_TEKS_:
Wednesday, June 06, 2007

Sidang Interpelasi Ditunda

REPUBLIKA - Rabu, 06 Juni 2007

Anggota dewan berbeda tafsir soal tatib DPR.

JAKARTA -- Ketidakhadiran Presiden Susilo Bambang Yudhoyono (SBY) dalam sidang interpelasi untuk mempertanyakan dukungan pemerintah terhadap sanksi Dewan Keamanan PBB kepada Iran, memicu kericuhan, Setelah unsur pimpinan DPR dan fraksi melakukan lobi selama 30 menit, sidang interpelasi akhirnya ditunda pekan depan.
''Suasana persidangan tidak kondusif lagi untuk dilanjutkan, dan ada perbedaan persepsi soal tata tertib (tatib) DPR, pimpinan DPR dan fraksi memutuskan sidang paripurna ditunda untuk dijadwalkan kembali oleh Badan Musyawarah (Bamus) DPR,'' kata Ketua DPR, Agung Laksono, di Gedung DPR/MPR, Selasa (5/6).
Penundaan sidang ini, tambah Agung, juga diambil untuk tetap menjaga persatuan dan kesatuan segenap unsur fraksi. ''Kami berusaha menghindarkan perbedaan pandangan yang multitafsir atas tatib DPR berkaitan kehadiran Presiden dalam sidang interpelasi.''
Keputusan perlu tidaknya menghadirkan Presiden dalam sidang paripurna berikutnya akan ditentukan melalui kesepakatan semua fraksi. ''Kita lihat saja nanti,'' katanya.
Para anggota DPR terlibat perdebatan alot dalam menafsirkan tatib DPR pasal 174 mengenai kehadiran Presiden. Sejak dibuka pukul 09.15 WIB hingga ditutup pukul 14.00 WIB, sidang paripurna penuh hujan interupsi dan celetukan anggota DPR yang berebut bicara.
Banyak anggota DPR yang tersinggung karena interupsinya dipotong sebelum selesai bicara. Bahkan, lampu di ruang paripurna sempat padam sekitar lima menit. Tak pelak, hal ini memancing komentar sejumlah anggota dewan bahwa sidang interpelasi itu disabotase.

_YANG DIMINTA_: Tuliskan kembali secara persis bagian artikel tentang penundaan sidang interpelasi DPR, antara "JAKARTA -- Ketidakhadiran" dan "ditunda pekan depan.", termasuk kedua batas tersebut. Daftar ini tidak berkaitan dengan artikel tentang penundaan sidang interpelasi DPR.

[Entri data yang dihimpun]

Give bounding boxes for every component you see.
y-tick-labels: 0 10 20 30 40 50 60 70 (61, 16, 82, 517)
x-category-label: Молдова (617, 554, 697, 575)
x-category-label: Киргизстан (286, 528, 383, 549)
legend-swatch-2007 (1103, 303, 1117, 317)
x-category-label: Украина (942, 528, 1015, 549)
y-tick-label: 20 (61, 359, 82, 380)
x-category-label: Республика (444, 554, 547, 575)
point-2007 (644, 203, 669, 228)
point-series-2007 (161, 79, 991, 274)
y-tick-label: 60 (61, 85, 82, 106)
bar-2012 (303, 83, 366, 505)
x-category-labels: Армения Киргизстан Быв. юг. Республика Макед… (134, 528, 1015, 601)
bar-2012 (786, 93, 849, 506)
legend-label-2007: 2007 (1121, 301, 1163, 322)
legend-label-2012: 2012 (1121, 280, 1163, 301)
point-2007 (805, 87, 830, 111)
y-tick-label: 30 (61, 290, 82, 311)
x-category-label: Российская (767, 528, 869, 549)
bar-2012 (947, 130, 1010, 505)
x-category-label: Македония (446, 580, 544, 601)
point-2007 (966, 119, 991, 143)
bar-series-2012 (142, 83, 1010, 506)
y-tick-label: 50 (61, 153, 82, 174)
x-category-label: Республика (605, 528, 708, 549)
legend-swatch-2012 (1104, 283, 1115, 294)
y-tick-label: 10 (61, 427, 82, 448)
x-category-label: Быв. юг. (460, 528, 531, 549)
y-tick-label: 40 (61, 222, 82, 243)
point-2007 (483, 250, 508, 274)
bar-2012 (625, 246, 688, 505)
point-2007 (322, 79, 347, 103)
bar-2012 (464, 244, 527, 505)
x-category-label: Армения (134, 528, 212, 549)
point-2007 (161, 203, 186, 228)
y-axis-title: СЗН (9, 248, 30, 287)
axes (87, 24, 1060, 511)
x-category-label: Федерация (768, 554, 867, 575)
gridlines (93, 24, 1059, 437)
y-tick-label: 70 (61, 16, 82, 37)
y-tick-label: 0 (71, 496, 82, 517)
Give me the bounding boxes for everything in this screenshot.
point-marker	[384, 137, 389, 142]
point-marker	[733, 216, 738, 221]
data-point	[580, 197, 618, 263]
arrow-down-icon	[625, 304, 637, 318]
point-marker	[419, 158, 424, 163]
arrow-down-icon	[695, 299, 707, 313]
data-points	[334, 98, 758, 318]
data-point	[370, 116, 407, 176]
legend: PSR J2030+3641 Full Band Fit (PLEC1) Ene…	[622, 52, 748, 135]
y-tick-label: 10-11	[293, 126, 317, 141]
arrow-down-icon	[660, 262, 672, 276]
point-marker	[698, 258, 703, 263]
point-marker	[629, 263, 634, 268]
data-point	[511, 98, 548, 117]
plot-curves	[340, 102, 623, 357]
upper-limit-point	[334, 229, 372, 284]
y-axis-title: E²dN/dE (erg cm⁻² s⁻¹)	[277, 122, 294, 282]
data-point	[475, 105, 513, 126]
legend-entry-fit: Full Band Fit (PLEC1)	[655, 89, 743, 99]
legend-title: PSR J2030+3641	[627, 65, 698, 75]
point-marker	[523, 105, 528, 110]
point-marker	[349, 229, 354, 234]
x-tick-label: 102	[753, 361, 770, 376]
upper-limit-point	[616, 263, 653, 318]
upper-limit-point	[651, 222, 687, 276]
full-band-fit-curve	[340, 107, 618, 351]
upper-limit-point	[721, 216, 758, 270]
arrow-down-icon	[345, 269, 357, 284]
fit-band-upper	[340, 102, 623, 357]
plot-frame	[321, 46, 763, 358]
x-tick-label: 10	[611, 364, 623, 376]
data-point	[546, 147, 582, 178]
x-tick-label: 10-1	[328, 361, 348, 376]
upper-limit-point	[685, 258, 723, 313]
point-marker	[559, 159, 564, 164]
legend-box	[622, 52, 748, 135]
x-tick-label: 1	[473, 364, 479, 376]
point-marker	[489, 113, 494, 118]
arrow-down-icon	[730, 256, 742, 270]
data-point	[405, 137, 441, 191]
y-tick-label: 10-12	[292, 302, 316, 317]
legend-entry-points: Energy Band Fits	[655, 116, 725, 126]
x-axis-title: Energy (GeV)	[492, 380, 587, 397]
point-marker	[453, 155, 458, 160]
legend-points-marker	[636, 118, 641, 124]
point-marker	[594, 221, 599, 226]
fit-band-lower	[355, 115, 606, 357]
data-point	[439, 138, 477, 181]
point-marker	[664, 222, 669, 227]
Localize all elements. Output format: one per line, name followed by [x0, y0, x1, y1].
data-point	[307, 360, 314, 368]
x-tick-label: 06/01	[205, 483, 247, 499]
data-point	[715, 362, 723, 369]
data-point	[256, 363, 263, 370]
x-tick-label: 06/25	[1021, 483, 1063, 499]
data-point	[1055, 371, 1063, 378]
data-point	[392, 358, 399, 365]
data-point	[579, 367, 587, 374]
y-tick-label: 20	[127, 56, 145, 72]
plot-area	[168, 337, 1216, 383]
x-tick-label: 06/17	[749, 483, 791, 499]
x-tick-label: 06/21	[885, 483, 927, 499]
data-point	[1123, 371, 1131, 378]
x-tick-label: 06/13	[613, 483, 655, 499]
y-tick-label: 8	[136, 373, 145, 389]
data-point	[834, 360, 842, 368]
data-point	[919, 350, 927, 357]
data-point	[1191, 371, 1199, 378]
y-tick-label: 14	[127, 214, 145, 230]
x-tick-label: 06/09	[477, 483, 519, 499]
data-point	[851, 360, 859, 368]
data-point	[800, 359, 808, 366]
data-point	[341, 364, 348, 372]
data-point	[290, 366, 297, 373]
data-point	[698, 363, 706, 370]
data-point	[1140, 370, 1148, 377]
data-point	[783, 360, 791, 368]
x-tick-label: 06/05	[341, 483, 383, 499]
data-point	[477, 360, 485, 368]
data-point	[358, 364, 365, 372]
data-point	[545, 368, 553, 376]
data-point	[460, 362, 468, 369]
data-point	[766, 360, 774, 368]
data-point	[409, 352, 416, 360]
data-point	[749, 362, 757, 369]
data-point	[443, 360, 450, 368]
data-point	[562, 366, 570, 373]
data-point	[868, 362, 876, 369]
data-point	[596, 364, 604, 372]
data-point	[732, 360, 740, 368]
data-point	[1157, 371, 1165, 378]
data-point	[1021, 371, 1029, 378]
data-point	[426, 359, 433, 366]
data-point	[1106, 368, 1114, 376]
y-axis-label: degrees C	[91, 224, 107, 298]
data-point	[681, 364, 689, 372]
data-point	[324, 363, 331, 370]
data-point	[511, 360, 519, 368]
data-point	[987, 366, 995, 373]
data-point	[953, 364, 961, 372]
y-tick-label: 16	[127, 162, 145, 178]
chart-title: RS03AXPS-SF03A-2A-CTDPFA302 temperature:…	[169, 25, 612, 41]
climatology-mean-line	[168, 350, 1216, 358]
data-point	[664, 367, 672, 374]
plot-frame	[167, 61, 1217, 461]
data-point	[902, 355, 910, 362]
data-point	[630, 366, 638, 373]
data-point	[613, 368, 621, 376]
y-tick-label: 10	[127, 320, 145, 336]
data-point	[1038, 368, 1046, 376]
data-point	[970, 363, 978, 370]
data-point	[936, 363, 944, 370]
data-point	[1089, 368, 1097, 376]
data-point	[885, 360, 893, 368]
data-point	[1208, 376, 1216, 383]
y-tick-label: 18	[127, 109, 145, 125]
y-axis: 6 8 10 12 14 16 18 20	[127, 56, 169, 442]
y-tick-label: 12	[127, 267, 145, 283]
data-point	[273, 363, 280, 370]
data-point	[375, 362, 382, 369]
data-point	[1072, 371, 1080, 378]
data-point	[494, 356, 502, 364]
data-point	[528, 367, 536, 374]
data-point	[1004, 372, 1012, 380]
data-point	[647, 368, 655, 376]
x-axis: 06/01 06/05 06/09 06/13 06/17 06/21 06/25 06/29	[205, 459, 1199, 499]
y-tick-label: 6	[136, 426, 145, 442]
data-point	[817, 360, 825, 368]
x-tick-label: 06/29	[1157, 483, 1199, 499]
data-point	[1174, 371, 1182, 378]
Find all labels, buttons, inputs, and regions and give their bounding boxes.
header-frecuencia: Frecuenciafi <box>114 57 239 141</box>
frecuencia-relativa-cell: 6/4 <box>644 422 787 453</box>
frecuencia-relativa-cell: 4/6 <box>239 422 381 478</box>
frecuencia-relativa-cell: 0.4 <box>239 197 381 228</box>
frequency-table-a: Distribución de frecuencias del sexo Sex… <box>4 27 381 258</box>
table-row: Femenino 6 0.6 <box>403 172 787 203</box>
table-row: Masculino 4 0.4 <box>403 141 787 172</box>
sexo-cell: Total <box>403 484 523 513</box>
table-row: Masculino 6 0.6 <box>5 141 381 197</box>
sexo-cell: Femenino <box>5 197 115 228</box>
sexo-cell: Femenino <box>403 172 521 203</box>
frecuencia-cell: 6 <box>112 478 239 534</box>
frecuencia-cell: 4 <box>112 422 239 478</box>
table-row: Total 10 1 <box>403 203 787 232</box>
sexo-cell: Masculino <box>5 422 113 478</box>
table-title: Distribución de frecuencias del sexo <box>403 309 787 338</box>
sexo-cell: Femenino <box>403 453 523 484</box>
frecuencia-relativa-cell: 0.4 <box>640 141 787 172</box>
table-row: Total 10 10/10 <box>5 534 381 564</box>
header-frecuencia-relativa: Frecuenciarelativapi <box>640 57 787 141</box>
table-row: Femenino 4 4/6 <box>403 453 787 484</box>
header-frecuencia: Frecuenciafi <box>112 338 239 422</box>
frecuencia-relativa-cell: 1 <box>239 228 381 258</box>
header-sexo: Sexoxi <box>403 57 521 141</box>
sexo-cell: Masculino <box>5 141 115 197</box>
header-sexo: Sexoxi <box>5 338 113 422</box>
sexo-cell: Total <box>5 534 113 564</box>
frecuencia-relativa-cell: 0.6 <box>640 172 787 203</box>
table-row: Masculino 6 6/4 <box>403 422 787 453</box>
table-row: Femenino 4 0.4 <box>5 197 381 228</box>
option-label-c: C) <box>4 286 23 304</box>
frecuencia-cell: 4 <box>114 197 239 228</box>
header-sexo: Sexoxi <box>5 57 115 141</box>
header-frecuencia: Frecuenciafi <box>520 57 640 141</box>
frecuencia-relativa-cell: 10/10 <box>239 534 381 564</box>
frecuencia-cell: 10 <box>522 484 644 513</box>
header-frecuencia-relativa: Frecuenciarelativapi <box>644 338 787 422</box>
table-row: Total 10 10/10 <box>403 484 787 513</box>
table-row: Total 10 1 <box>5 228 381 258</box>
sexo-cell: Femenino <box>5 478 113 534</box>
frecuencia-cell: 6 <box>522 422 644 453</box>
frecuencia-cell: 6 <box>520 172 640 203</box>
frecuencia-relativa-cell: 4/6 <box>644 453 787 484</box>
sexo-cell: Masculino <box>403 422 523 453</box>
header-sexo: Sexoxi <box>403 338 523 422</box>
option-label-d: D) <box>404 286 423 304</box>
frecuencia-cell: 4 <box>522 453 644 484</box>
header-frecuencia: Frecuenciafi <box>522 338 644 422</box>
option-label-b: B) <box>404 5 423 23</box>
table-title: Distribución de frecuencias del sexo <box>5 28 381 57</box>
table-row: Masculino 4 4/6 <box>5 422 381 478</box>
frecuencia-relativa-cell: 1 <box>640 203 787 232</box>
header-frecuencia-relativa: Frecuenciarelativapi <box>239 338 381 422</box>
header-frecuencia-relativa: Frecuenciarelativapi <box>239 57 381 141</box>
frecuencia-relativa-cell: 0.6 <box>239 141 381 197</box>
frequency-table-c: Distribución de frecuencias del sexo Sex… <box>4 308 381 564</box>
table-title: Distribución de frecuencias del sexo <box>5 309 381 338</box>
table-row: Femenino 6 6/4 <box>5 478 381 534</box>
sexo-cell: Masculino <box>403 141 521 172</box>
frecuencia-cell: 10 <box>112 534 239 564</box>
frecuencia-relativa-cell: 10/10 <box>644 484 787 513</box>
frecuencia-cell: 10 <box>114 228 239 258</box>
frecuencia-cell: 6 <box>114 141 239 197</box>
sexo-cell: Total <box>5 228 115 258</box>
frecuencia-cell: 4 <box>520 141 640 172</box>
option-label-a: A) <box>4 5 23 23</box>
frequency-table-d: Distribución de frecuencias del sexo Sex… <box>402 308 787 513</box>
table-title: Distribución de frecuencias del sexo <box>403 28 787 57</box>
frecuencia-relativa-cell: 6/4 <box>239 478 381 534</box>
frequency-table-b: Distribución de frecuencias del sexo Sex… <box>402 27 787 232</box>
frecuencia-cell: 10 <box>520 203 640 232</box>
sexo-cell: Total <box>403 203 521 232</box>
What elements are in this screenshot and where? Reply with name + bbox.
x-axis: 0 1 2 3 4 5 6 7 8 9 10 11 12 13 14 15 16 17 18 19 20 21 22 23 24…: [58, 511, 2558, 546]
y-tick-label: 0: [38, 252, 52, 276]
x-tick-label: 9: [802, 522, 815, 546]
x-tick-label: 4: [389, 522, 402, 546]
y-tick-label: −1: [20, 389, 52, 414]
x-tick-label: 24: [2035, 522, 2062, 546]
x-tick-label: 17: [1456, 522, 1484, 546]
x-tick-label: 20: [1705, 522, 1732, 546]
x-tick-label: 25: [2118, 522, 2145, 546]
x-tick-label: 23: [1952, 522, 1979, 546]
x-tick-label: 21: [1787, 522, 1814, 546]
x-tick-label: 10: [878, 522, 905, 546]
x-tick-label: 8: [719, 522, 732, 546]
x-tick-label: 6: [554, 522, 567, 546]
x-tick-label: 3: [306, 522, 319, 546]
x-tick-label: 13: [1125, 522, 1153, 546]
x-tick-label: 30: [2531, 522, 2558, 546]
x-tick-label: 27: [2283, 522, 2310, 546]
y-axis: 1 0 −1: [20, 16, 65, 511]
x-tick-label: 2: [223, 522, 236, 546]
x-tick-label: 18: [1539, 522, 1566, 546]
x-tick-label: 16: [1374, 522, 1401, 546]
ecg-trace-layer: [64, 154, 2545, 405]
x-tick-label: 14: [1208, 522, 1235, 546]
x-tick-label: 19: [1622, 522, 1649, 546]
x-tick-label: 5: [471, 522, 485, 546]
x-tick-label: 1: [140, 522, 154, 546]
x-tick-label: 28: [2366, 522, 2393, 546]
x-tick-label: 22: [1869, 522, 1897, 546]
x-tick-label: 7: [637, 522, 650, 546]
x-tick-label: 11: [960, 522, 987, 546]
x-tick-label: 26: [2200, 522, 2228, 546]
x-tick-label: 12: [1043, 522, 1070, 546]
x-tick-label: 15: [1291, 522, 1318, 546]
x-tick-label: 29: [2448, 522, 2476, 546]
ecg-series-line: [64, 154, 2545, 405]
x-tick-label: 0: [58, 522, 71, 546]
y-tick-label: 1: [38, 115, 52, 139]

_JAWABAN LENGKAP_:
JAKARTA -- Ketidakhadiran Presiden Susilo Bambang Yudhoyono (SBY) dalam sidang interpelasi untuk mempertanyakan dukungan pemerintah terhadap sanksi Dewan Keamanan PBB kepada Iran, memicu kericuhan, Setelah unsur pimpinan DPR dan fraksi melakukan lobi selama 30 menit, sidang interpelasi akhirnya ditunda pekan depan.